- [Written problem A]: In the forum question about removing elements from dynamic arrays, what does the asker say the function remove_element does?

─── Reading text

Removing elements from dynamic arrays

Question

So, I have this:

#include <stdio.h>
#include <stdlib.h>
#include <string.h>

void remove_element(int* array, int sizeOfArray, int indexToRemove)
{
    int* temp = malloc((sizeOfArray - 1) * sizeof(int*)); // allocate an array with a size 1 less than the current one
    memcpy(temp, array, indexToRemove - 1); // copy everything BEFORE the index
    memcpy(temp+(indexToRemove * sizeof(int*)), temp+((indexToRemove+1) * sizeof(int*)), sizeOfArray - indexToRemove); // copy everything AFTER the index
    free (array);
    array = temp;
}

int main()
{
    int howMany = 20;
    int* test = malloc(howMany * sizeof(int*));


    for (int i = 0; i < howMany; ++i)
        (test[i]) = i;



    printf("%d\n", test[16]);
    remove_element(test, howMany, 16);
    --howMany;
    printf("%d\n", test[16]);
    return 0;
}

It's reasonably self-explanatory, remove_element removes a given element of a dynamic array.

──────

- [Written problem B]: Retype the rows word for word, starting at the first row and ending at the row that contains "contour-line xyxy=(169,163,441,194)".

─── Task material

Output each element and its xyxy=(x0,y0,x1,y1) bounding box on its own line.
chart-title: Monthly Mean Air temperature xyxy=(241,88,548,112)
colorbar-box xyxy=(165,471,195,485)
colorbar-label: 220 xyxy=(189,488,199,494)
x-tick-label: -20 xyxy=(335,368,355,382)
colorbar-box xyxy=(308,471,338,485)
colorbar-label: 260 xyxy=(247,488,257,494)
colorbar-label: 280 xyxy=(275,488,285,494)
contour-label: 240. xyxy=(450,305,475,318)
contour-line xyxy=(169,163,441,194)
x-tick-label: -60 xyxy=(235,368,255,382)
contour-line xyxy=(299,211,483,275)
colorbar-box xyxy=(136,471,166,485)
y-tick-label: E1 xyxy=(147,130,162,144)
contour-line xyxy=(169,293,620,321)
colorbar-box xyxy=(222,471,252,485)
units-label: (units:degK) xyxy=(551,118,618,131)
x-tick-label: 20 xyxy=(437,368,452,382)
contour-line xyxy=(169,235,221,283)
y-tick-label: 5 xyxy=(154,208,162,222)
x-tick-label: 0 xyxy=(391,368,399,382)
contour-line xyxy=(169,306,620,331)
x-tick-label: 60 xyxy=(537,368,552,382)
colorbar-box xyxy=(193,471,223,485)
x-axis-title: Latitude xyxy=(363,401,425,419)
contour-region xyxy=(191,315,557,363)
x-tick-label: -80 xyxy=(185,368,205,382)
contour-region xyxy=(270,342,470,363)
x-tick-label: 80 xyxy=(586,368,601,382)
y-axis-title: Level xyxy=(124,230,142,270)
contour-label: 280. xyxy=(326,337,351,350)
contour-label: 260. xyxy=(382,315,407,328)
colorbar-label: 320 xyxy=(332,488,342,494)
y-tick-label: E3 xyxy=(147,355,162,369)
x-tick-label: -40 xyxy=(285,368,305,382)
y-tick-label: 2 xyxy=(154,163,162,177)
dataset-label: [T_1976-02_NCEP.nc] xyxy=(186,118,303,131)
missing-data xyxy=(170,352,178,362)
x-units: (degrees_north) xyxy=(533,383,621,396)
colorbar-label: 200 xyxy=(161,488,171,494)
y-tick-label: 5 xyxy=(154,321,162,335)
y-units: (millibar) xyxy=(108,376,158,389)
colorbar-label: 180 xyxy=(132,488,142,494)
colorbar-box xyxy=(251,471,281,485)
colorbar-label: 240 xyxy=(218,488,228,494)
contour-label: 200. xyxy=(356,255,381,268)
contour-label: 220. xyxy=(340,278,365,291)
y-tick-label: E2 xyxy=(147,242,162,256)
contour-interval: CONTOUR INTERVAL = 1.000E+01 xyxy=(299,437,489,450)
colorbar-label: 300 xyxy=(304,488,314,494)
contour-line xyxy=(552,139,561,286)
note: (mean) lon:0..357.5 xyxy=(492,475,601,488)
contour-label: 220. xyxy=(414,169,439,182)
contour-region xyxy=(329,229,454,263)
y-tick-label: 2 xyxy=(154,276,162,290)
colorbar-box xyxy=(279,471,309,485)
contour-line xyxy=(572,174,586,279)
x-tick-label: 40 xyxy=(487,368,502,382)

──────

- [Correct output A]: It removes a given element of a dynamic array.

- [Correct output B]:
Output each element and its xyxy=(x0,y0,x1,y1) bounding box on its own line.
chart-title: Monthly Mean Air temperature xyxy=(241,88,548,112)
colorbar-box xyxy=(165,471,195,485)
colorbar-label: 220 xyxy=(189,488,199,494)
x-tick-label: -20 xyxy=(335,368,355,382)
colorbar-box xyxy=(308,471,338,485)
colorbar-label: 260 xyxy=(247,488,257,494)
colorbar-label: 280 xyxy=(275,488,285,494)
contour-label: 240. xyxy=(450,305,475,318)
contour-line xyxy=(169,163,441,194)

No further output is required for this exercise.